=== Records to use ===

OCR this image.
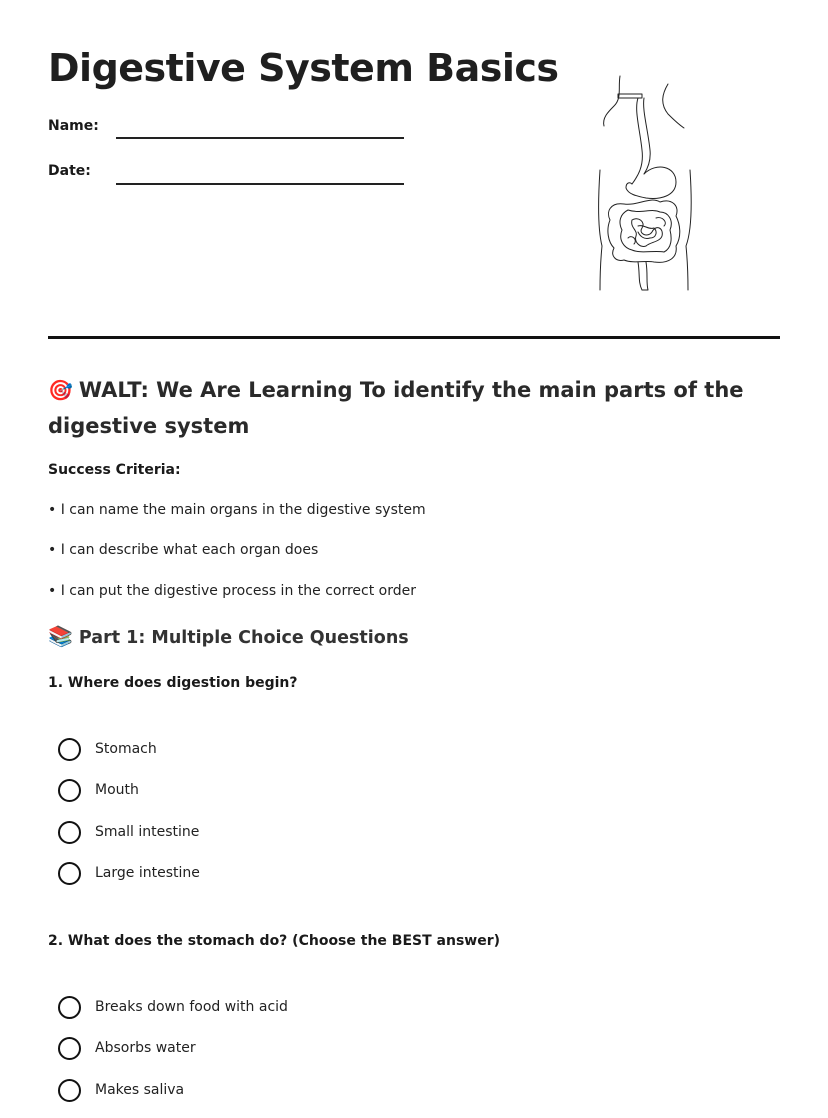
Digestive System Basics
Name:
Date:
🎯 WALT: We Are Learning To identify the main parts of the digestive system
Success Criteria:
• I can name the main organs in the digestive system
• I can describe what each organ does
• I can put the digestive process in the correct order
📚 Part 1: Multiple Choice Questions
1. Where does digestion begin?
Stomach
Mouth
Small intestine
Large intestine
2. What does the stomach do? (Choose the BEST answer)
Breaks down food with acid
Absorbs water
Makes saliva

===

Task description >>
Pictures are to be left out; all else in the entries above is to be quoted exactly.

Answer to the problem >>
OCR this image.
Digestive System Basics
Name:
Date:
🎯 WALT: We Are Learning To identify the main parts of the digestive system
Success Criteria:
• I can name the main organs in the digestive system
• I can describe what each organ does
• I can put the digestive process in the correct order
📚 Part 1: Multiple Choice Questions
1. Where does digestion begin?
Stomach
Mouth
Small intestine
Large intestine
2. What does the stomach do? (Choose the BEST answer)
Breaks down food with acid
Absorbs water
Makes saliva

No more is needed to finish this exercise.